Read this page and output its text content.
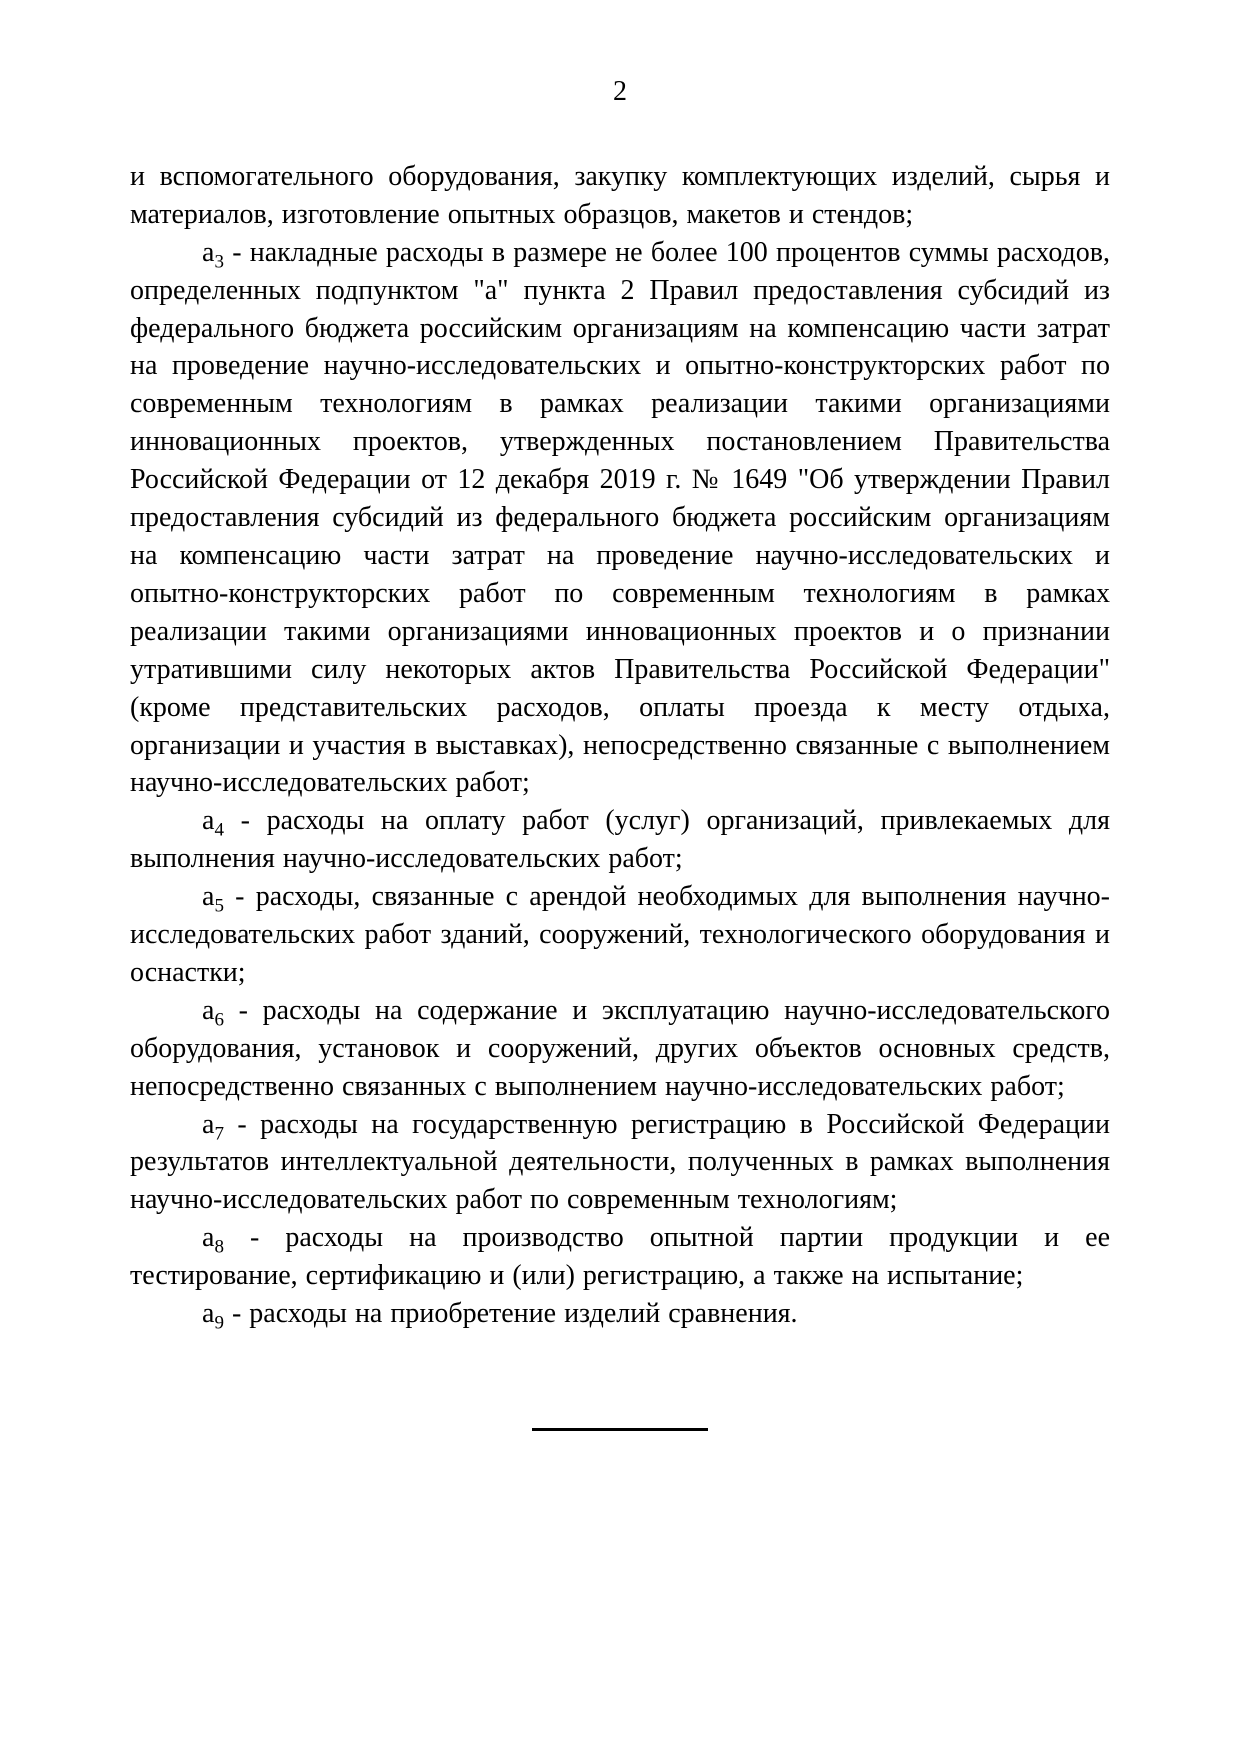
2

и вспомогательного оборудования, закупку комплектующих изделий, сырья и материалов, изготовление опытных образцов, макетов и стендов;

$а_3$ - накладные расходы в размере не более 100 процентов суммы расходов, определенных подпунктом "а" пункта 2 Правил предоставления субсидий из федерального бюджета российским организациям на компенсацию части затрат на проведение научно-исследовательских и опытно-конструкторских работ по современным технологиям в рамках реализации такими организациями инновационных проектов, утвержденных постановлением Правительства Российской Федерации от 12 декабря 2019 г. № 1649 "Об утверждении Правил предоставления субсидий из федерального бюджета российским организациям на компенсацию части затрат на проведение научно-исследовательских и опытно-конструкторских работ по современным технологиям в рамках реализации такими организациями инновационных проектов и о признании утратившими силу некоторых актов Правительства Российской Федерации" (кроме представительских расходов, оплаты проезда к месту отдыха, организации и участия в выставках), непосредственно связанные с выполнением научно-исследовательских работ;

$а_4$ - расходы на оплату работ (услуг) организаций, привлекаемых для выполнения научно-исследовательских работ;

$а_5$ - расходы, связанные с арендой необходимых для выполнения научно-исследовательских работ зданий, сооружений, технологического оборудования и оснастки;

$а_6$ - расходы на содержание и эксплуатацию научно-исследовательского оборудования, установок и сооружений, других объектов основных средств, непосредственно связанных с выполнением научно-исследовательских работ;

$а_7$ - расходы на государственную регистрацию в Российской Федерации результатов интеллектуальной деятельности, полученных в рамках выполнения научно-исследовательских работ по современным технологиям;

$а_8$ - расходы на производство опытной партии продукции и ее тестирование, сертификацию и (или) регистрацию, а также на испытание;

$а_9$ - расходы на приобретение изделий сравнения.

* * * * * * * * *

◆ Stated problem:
Would you return the data exactly as written, without the pictures?

◆ Final result:
Read this page and output its text content.
2

и вспомогательного оборудования, закупку комплектующих изделий, сырья и материалов, изготовление опытных образцов, макетов и стендов;

$а_3$ - накладные расходы в размере не более 100 процентов суммы расходов, определенных подпунктом "а" пункта 2 Правил предоставления субсидий из федерального бюджета российским организациям на компенсацию части затрат на проведение научно-исследовательских и опытно-конструкторских работ по современным технологиям в рамках реализации такими организациями инновационных проектов, утвержденных постановлением Правительства Российской Федерации от 12 декабря 2019 г. № 1649 "Об утверждении Правил предоставления субсидий из федерального бюджета российским организациям на компенсацию части затрат на проведение научно-исследовательских и опытно-конструкторских работ по современным технологиям в рамках реализации такими организациями инновационных проектов и о признании утратившими силу некоторых актов Правительства Российской Федерации" (кроме представительских расходов, оплаты проезда к месту отдыха, организации и участия в выставках), непосредственно связанные с выполнением научно-исследовательских работ;

$а_4$ - расходы на оплату работ (услуг) организаций, привлекаемых для выполнения научно-исследовательских работ;

$а_5$ - расходы, связанные с арендой необходимых для выполнения научно-исследовательских работ зданий, сооружений, технологического оборудования и оснастки;

$а_6$ - расходы на содержание и эксплуатацию научно-исследовательского оборудования, установок и сооружений, других объектов основных средств, непосредственно связанных с выполнением научно-исследовательских работ;

$а_7$ - расходы на государственную регистрацию в Российской Федерации результатов интеллектуальной деятельности, полученных в рамках выполнения научно-исследовательских работ по современным технологиям;

$а_8$ - расходы на производство опытной партии продукции и ее тестирование, сертификацию и (или) регистрацию, а также на испытание;

$а_9$ - расходы на приобретение изделий сравнения.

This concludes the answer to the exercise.